In the listing below, locate the lines that hold "TradingView" and copy them.

>> begin PROVIDED MATERIAL

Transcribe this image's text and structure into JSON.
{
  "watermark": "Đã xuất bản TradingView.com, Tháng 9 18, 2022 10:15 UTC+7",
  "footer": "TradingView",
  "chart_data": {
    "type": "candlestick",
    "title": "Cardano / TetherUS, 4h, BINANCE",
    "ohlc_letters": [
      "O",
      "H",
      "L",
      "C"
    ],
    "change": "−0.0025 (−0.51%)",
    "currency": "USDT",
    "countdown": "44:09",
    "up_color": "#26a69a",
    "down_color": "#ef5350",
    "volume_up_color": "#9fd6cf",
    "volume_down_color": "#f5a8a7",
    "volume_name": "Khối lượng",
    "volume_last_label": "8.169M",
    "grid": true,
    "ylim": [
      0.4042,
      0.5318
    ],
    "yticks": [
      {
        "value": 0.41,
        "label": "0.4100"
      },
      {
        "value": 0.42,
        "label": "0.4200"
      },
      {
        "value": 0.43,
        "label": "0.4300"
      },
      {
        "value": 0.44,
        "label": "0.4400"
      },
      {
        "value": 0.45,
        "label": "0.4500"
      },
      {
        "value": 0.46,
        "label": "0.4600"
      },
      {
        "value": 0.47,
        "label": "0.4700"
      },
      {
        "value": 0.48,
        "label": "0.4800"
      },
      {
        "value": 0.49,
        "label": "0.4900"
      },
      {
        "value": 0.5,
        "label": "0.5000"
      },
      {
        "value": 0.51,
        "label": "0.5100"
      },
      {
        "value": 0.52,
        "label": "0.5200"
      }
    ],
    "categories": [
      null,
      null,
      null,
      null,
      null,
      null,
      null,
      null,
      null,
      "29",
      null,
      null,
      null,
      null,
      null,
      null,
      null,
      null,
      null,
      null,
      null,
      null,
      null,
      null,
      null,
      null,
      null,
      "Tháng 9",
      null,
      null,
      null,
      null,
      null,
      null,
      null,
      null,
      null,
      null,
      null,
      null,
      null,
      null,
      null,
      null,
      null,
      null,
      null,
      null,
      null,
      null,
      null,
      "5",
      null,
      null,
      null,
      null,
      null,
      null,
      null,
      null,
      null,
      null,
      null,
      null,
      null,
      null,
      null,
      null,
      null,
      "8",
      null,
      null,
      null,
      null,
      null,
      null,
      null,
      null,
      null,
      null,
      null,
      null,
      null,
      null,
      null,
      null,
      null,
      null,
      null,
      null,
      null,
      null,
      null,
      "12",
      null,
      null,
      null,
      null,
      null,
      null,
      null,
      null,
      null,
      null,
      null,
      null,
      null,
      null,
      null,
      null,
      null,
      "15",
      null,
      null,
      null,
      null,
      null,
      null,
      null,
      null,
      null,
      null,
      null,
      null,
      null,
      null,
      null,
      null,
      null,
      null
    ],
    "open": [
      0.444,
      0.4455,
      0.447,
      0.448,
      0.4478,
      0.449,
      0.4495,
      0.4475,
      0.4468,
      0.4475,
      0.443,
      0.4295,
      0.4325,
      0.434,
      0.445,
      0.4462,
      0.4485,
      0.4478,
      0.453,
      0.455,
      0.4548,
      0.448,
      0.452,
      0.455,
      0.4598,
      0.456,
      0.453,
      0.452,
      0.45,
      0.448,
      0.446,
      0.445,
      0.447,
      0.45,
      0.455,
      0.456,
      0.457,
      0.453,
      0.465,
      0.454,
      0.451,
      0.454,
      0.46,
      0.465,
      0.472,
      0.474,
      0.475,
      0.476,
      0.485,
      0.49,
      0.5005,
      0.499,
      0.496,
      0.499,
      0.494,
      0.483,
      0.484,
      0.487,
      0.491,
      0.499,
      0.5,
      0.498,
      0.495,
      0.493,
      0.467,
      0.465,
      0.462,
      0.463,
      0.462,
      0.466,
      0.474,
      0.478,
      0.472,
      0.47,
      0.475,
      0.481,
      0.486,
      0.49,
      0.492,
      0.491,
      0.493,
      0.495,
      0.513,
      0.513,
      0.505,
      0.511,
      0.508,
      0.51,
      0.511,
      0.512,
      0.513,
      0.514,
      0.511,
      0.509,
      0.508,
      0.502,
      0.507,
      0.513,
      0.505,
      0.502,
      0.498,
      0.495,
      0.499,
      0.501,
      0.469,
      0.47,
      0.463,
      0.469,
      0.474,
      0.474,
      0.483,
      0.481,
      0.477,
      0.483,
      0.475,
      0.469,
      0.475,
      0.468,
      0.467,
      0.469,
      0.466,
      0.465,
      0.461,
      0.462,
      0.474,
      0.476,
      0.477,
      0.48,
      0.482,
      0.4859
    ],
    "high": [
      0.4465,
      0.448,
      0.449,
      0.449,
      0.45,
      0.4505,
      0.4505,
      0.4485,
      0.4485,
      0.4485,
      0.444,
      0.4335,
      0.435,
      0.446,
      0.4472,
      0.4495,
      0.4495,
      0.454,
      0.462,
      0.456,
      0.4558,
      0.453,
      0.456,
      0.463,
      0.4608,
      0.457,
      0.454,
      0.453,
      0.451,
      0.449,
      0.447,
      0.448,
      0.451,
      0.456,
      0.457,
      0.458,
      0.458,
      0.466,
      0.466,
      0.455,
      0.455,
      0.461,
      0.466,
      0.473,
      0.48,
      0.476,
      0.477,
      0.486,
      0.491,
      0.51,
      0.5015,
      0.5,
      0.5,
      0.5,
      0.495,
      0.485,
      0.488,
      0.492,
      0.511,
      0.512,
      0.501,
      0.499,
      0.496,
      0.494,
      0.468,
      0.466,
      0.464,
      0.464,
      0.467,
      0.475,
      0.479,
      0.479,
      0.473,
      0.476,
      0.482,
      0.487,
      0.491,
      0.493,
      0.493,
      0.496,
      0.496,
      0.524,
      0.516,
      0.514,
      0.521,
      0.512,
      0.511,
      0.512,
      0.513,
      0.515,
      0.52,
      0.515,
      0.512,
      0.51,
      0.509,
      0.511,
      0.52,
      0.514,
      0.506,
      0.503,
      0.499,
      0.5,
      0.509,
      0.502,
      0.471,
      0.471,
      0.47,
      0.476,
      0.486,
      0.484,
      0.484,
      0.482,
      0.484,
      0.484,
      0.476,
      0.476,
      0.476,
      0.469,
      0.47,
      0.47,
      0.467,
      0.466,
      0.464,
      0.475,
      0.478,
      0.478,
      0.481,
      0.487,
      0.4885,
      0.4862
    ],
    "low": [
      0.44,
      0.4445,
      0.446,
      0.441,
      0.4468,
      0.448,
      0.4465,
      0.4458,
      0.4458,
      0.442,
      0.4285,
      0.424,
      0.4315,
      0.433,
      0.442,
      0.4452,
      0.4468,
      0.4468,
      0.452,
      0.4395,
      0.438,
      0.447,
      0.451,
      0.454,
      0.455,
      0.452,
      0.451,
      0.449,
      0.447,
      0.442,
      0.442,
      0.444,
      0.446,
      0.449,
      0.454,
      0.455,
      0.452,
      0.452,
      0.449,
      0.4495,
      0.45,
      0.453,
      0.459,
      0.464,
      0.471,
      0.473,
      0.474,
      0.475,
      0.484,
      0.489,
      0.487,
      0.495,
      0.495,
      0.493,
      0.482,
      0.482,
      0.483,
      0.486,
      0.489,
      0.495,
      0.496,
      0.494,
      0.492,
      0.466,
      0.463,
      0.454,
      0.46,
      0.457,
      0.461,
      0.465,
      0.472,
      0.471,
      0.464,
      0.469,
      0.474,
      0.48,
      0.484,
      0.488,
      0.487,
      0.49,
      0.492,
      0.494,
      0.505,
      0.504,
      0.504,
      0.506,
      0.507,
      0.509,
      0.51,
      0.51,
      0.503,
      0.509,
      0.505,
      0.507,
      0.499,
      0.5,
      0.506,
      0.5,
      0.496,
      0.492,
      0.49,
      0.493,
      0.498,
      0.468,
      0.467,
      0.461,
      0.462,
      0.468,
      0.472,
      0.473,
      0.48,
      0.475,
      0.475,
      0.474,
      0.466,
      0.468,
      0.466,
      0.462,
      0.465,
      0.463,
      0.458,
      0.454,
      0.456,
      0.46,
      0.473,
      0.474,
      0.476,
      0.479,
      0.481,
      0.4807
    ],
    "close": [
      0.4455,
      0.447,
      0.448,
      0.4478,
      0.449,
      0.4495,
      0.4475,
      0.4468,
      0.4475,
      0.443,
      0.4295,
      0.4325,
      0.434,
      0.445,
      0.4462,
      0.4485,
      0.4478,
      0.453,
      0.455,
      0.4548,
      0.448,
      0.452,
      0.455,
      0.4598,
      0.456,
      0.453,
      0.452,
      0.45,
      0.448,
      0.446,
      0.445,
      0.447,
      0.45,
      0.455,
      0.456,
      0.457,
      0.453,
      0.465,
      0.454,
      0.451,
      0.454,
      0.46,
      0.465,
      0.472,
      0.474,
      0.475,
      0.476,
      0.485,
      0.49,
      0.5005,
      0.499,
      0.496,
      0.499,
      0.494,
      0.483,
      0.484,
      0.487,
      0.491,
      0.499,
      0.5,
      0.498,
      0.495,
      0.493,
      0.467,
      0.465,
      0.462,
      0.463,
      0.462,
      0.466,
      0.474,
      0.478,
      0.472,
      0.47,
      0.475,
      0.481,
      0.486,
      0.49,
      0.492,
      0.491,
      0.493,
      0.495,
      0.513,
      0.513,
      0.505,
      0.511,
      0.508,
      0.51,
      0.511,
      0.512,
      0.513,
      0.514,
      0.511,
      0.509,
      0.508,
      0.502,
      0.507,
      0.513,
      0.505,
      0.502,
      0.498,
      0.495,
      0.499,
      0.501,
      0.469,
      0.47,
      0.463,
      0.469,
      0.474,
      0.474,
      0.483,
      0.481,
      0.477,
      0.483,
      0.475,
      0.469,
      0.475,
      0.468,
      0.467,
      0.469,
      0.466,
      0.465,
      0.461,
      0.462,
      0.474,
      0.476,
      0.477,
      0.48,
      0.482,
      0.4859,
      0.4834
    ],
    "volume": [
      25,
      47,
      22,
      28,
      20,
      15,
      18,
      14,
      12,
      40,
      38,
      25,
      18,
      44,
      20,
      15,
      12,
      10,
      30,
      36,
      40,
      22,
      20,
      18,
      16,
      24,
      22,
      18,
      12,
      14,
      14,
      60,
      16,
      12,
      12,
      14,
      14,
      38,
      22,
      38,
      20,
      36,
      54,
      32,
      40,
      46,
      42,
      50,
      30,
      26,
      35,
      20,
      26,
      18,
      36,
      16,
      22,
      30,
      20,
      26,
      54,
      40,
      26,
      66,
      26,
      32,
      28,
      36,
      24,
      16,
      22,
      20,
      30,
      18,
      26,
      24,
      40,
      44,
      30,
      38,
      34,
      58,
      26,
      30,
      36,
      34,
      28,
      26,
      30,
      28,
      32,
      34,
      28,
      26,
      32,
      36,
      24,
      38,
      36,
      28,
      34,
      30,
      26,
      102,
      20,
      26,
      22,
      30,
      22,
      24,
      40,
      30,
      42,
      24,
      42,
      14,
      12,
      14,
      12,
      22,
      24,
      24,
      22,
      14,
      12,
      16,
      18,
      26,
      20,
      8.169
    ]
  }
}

>> end PROVIDED MATERIAL

*RESULT BELOW*:
  "watermark": "Đã xuất bản TradingView.com, Tháng 9 18, 2022 10:15 UTC+7",
  "footer": "TradingView",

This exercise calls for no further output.